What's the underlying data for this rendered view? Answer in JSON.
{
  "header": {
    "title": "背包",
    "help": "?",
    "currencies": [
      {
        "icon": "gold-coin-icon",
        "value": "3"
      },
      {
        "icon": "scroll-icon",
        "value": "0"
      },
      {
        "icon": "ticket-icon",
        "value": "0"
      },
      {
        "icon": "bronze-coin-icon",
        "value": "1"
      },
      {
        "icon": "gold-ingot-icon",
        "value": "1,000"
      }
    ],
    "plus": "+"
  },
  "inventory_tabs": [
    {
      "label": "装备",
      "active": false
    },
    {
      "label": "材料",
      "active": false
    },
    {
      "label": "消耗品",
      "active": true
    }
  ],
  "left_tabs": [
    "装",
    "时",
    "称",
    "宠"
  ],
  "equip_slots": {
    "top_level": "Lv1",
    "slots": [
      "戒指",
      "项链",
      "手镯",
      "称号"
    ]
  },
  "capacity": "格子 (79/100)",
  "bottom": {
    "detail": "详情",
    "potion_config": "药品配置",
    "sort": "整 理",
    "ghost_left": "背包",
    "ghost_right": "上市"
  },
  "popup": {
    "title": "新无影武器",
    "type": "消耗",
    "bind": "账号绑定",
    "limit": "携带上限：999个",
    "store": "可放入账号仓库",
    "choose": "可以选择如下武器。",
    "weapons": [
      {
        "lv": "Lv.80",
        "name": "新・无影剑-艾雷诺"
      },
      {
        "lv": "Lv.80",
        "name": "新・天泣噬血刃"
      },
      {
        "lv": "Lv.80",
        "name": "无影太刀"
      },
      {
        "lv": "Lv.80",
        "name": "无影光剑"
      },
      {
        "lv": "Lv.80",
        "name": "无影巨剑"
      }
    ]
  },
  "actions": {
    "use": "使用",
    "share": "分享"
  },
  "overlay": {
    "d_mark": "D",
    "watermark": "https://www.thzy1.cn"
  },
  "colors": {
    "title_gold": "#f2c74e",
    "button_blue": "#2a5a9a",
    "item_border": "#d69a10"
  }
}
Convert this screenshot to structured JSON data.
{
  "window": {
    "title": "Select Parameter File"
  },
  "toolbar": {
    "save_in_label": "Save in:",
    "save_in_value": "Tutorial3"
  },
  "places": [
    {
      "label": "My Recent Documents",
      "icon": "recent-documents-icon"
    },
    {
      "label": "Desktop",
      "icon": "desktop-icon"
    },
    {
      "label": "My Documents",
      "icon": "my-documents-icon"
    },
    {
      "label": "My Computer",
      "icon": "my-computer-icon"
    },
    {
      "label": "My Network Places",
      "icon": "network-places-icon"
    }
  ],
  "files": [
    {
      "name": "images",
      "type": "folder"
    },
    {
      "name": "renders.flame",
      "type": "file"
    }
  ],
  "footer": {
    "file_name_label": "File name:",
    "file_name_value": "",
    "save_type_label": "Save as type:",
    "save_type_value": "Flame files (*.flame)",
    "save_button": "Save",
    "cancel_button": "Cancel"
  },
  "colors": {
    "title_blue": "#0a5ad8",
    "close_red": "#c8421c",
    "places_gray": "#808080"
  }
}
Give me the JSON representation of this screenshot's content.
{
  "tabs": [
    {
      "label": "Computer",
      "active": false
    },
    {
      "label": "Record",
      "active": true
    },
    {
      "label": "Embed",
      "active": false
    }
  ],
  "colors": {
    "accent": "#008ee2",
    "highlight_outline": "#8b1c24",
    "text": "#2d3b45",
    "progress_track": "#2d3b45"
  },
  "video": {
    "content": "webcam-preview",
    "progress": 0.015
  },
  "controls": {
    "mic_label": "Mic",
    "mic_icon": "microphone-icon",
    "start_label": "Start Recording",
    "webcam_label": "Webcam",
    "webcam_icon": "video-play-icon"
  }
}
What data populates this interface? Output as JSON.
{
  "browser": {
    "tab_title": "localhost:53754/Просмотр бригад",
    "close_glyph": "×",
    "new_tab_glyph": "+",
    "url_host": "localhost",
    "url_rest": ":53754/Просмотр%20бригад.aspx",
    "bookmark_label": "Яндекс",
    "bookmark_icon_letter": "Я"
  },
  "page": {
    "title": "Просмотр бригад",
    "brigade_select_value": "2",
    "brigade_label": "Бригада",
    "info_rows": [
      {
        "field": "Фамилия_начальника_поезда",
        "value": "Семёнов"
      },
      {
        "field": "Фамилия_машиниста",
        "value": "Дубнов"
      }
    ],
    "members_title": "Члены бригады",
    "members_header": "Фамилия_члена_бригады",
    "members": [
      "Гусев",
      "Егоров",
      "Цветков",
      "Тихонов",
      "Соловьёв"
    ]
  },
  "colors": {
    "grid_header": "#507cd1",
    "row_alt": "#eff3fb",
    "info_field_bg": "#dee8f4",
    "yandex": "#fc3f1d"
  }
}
-.-.-
__Set task__
Out of the preceding entries, pull every line containing the string "JSON".

__Reply__
What's the underlying data for this rendered view? Answer in JSON.
Convert this screenshot to structured JSON data.
Give me the JSON representation of this screenshot's content.
What data populates this interface? Output as JSON.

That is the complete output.